— start Data for this exercise —

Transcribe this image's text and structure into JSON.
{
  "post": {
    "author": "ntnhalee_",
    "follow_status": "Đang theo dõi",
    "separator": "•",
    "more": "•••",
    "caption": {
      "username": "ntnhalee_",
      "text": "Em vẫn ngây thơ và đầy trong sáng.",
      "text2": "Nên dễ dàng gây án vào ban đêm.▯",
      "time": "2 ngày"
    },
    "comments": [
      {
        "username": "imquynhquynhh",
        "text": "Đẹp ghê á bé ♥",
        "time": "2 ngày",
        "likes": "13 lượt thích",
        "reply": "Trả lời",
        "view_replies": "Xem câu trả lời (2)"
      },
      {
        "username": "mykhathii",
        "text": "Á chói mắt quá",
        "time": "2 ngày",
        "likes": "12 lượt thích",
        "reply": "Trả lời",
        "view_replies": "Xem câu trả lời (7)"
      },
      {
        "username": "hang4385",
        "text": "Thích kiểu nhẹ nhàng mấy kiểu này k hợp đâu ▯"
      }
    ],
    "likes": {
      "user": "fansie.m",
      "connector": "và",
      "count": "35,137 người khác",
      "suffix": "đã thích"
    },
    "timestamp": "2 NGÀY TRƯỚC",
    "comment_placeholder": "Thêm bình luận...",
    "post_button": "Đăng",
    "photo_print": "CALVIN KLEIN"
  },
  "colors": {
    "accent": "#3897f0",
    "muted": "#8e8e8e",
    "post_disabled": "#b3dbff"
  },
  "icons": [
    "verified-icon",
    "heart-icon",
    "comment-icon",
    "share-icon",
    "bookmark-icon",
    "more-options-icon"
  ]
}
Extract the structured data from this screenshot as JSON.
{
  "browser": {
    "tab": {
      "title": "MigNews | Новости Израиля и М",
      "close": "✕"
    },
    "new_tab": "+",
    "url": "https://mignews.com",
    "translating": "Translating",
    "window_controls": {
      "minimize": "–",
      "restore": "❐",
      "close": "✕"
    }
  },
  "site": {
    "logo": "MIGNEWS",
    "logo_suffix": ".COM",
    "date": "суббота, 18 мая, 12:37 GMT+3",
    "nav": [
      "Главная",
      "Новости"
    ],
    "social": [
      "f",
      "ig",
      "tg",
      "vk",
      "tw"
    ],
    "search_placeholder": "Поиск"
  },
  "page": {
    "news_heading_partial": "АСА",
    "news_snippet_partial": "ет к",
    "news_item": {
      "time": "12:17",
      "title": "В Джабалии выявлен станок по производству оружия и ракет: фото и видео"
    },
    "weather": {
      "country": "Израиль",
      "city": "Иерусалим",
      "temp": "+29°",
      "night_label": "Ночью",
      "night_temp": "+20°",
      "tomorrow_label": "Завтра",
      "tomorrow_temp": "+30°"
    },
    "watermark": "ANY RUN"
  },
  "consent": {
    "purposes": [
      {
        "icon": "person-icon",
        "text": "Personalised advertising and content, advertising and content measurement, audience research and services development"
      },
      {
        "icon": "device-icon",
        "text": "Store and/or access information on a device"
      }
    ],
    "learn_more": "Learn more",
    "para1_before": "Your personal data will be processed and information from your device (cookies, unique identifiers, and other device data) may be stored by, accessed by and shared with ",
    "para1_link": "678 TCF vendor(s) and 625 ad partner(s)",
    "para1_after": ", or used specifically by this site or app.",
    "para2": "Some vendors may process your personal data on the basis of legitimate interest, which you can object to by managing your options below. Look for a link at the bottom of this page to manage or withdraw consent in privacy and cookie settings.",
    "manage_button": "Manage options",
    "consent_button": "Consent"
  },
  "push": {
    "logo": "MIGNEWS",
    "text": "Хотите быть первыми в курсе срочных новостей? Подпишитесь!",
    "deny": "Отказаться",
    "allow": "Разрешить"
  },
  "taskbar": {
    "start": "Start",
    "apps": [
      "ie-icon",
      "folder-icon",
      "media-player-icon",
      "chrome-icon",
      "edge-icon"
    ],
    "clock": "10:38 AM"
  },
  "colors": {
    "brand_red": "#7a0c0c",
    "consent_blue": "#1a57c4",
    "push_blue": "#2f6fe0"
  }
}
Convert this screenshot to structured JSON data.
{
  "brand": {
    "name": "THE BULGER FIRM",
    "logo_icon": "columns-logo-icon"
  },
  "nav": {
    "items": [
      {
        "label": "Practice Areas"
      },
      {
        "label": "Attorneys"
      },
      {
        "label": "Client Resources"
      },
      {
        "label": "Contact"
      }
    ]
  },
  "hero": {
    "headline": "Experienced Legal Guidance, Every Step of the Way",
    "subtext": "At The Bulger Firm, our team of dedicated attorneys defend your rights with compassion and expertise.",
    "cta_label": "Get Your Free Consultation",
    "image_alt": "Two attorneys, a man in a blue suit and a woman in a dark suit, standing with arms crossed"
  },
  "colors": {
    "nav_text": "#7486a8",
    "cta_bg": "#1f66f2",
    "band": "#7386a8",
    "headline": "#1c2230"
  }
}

— end Data for this exercise —

#### Requirements:
Every entry should be printed again exactly as it stands.

#### Expected answer:
Transcribe this image's text and structure into JSON.
{
  "post": {
    "author": "ntnhalee_",
    "follow_status": "Đang theo dõi",
    "separator": "•",
    "more": "•••",
    "caption": {
      "username": "ntnhalee_",
      "text": "Em vẫn ngây thơ và đầy trong sáng.",
      "text2": "Nên dễ dàng gây án vào ban đêm.▯",
      "time": "2 ngày"
    },
    "comments": [
      {
        "username": "imquynhquynhh",
        "text": "Đẹp ghê á bé ♥",
        "time": "2 ngày",
        "likes": "13 lượt thích",
        "reply": "Trả lời",
        "view_replies": "Xem câu trả lời (2)"
      },
      {
        "username": "mykhathii",
        "text": "Á chói mắt quá",
        "time": "2 ngày",
        "likes": "12 lượt thích",
        "reply": "Trả lời",
        "view_replies": "Xem câu trả lời (7)"
      },
      {
        "username": "hang4385",
        "text": "Thích kiểu nhẹ nhàng mấy kiểu này k hợp đâu ▯"
      }
    ],
    "likes": {
      "user": "fansie.m",
      "connector": "và",
      "count": "35,137 người khác",
      "suffix": "đã thích"
    },
    "timestamp": "2 NGÀY TRƯỚC",
    "comment_placeholder": "Thêm bình luận...",
    "post_button": "Đăng",
    "photo_print": "CALVIN KLEIN"
  },
  "colors": {
    "accent": "#3897f0",
    "muted": "#8e8e8e",
    "post_disabled": "#b3dbff"
  },
  "icons": [
    "verified-icon",
    "heart-icon",
    "comment-icon",
    "share-icon",
    "bookmark-icon",
    "more-options-icon"
  ]
}
Extract the structured data from this screenshot as JSON.
{
  "browser": {
    "tab": {
      "title": "MigNews | Новости Израиля и М",
      "close": "✕"
    },
    "new_tab": "+",
    "url": "https://mignews.com",
    "translating": "Translating",
    "window_controls": {
      "minimize": "–",
      "restore": "❐",
      "close": "✕"
    }
  },
  "site": {
    "logo": "MIGNEWS",
    "logo_suffix": ".COM",
    "date": "суббота, 18 мая, 12:37 GMT+3",
    "nav": [
      "Главная",
      "Новости"
    ],
    "social": [
      "f",
      "ig",
      "tg",
      "vk",
      "tw"
    ],
    "search_placeholder": "Поиск"
  },
  "page": {
    "news_heading_partial": "АСА",
    "news_snippet_partial": "ет к",
    "news_item": {
      "time": "12:17",
      "title": "В Джабалии выявлен станок по производству оружия и ракет: фото и видео"
    },
    "weather": {
      "country": "Израиль",
      "city": "Иерусалим",
      "temp": "+29°",
      "night_label": "Ночью",
      "night_temp": "+20°",
      "tomorrow_label": "Завтра",
      "tomorrow_temp": "+30°"
    },
    "watermark": "ANY RUN"
  },
  "consent": {
    "purposes": [
      {
        "icon": "person-icon",
        "text": "Personalised advertising and content, advertising and content measurement, audience research and services development"
      },
      {
        "icon": "device-icon",
        "text": "Store and/or access information on a device"
      }
    ],
    "learn_more": "Learn more",
    "para1_before": "Your personal data will be processed and information from your device (cookies, unique identifiers, and other device data) may be stored by, accessed by and shared with ",
    "para1_link": "678 TCF vendor(s) and 625 ad partner(s)",
    "para1_after": ", or used specifically by this site or app.",
    "para2": "Some vendors may process your personal data on the basis of legitimate interest, which you can object to by managing your options below. Look for a link at the bottom of this page to manage or withdraw consent in privacy and cookie settings.",
    "manage_button": "Manage options",
    "consent_button": "Consent"
  },
  "push": {
    "logo": "MIGNEWS",
    "text": "Хотите быть первыми в курсе срочных новостей? Подпишитесь!",
    "deny": "Отказаться",
    "allow": "Разрешить"
  },
  "taskbar": {
    "start": "Start",
    "apps": [
      "ie-icon",
      "folder-icon",
      "media-player-icon",
      "chrome-icon",
      "edge-icon"
    ],
    "clock": "10:38 AM"
  },
  "colors": {
    "brand_red": "#7a0c0c",
    "consent_blue": "#1a57c4",
    "push_blue": "#2f6fe0"
  }
}
Convert this screenshot to structured JSON data.
{
  "brand": {
    "name": "THE BULGER FIRM",
    "logo_icon": "columns-logo-icon"
  },
  "nav": {
    "items": [
      {
        "label": "Practice Areas"
      },
      {
        "label": "Attorneys"
      },
      {
        "label": "Client Resources"
      },
      {
        "label": "Contact"
      }
    ]
  },
  "hero": {
    "headline": "Experienced Legal Guidance, Every Step of the Way",
    "subtext": "At The Bulger Firm, our team of dedicated attorneys defend your rights with compassion and expertise.",
    "cta_label": "Get Your Free Consultation",
    "image_alt": "Two attorneys, a man in a blue suit and a woman in a dark suit, standing with arms crossed"
  },
  "colors": {
    "nav_text": "#7486a8",
    "cta_bg": "#1f66f2",
    "band": "#7386a8",
    "headline": "#1c2230"
  }
}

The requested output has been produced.